SHORT TASK — The records below must be duplicated exactly, character for character.
◇ ◇ ◇
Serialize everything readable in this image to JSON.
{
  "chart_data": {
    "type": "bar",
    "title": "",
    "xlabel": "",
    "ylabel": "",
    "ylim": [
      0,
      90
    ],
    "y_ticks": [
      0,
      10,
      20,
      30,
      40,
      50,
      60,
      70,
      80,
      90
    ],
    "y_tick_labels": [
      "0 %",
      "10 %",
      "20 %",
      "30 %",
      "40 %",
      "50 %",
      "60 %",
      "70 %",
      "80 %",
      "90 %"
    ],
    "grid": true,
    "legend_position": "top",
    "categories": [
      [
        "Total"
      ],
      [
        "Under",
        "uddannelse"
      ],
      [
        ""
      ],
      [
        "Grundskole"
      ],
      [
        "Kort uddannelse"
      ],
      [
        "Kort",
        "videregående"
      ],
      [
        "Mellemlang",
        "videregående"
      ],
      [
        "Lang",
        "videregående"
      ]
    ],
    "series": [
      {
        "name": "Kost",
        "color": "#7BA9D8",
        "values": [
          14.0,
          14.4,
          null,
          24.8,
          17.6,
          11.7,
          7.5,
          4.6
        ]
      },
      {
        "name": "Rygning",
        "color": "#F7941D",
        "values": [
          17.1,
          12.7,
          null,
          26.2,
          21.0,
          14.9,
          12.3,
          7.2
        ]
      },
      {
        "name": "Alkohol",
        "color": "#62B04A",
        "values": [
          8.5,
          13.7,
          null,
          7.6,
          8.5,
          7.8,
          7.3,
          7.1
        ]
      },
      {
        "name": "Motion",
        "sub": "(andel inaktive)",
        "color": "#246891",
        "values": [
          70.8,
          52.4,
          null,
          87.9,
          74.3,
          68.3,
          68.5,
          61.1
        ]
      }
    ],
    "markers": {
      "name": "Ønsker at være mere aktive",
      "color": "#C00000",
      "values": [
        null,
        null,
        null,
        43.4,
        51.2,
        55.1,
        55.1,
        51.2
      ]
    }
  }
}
◇ ◇ ◇
FINAL RESULT —
Serialize everything readable in this image to JSON.
{
  "chart_data": {
    "type": "bar",
    "title": "",
    "xlabel": "",
    "ylabel": "",
    "ylim": [
      0,
      90
    ],
    "y_ticks": [
      0,
      10,
      20,
      30,
      40,
      50,
      60,
      70,
      80,
      90
    ],
    "y_tick_labels": [
      "0 %",
      "10 %",
      "20 %",
      "30 %",
      "40 %",
      "50 %",
      "60 %",
      "70 %",
      "80 %",
      "90 %"
    ],
    "grid": true,
    "legend_position": "top",
    "categories": [
      [
        "Total"
      ],
      [
        "Under",
        "uddannelse"
      ],
      [
        ""
      ],
      [
        "Grundskole"
      ],
      [
        "Kort uddannelse"
      ],
      [
        "Kort",
        "videregående"
      ],
      [
        "Mellemlang",
        "videregående"
      ],
      [
        "Lang",
        "videregående"
      ]
    ],
    "series": [
      {
        "name": "Kost",
        "color": "#7BA9D8",
        "values": [
          14.0,
          14.4,
          null,
          24.8,
          17.6,
          11.7,
          7.5,
          4.6
        ]
      },
      {
        "name": "Rygning",
        "color": "#F7941D",
        "values": [
          17.1,
          12.7,
          null,
          26.2,
          21.0,
          14.9,
          12.3,
          7.2
        ]
      },
      {
        "name": "Alkohol",
        "color": "#62B04A",
        "values": [
          8.5,
          13.7,
          null,
          7.6,
          8.5,
          7.8,
          7.3,
          7.1
        ]
      },
      {
        "name": "Motion",
        "sub": "(andel inaktive)",
        "color": "#246891",
        "values": [
          70.8,
          52.4,
          null,
          87.9,
          74.3,
          68.3,
          68.5,
          61.1
        ]
      }
    ],
    "markers": {
      "name": "Ønsker at være mere aktive",
      "color": "#C00000",
      "values": [
        null,
        null,
        null,
        43.4,
        51.2,
        55.1,
        55.1,
        51.2
      ]
    }
  }
}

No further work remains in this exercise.